WHAT YOU ARE ASKED TO DO: Repeat the data in full. Every line must match.

RECORD SET:
--------------------------------

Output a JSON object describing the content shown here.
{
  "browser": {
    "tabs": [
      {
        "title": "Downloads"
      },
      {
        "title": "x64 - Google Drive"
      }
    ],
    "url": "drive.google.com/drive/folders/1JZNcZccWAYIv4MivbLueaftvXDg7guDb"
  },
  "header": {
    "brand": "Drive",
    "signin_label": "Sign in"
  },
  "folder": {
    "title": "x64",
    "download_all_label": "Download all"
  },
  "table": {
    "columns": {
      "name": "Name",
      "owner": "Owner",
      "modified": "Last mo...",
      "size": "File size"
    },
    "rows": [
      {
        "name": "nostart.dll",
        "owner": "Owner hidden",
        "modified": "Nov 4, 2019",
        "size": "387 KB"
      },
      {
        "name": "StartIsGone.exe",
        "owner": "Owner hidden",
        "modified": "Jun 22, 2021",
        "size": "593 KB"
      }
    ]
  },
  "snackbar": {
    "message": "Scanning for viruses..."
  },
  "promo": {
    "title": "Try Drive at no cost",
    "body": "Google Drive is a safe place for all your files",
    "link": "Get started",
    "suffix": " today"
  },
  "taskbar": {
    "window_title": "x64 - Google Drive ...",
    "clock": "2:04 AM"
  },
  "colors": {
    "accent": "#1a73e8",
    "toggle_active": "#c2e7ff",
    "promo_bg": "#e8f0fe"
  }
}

--------------------------------

ANSWER TO THE EXERCISE:
Output a JSON object describing the content shown here.
{
  "browser": {
    "tabs": [
      {
        "title": "Downloads"
      },
      {
        "title": "x64 - Google Drive"
      }
    ],
    "url": "drive.google.com/drive/folders/1JZNcZccWAYIv4MivbLueaftvXDg7guDb"
  },
  "header": {
    "brand": "Drive",
    "signin_label": "Sign in"
  },
  "folder": {
    "title": "x64",
    "download_all_label": "Download all"
  },
  "table": {
    "columns": {
      "name": "Name",
      "owner": "Owner",
      "modified": "Last mo...",
      "size": "File size"
    },
    "rows": [
      {
        "name": "nostart.dll",
        "owner": "Owner hidden",
        "modified": "Nov 4, 2019",
        "size": "387 KB"
      },
      {
        "name": "StartIsGone.exe",
        "owner": "Owner hidden",
        "modified": "Jun 22, 2021",
        "size": "593 KB"
      }
    ]
  },
  "snackbar": {
    "message": "Scanning for viruses..."
  },
  "promo": {
    "title": "Try Drive at no cost",
    "body": "Google Drive is a safe place for all your files",
    "link": "Get started",
    "suffix": " today"
  },
  "taskbar": {
    "window_title": "x64 - Google Drive ...",
    "clock": "2:04 AM"
  },
  "colors": {
    "accent": "#1a73e8",
    "toggle_active": "#c2e7ff",
    "promo_bg": "#e8f0fe"
  }
}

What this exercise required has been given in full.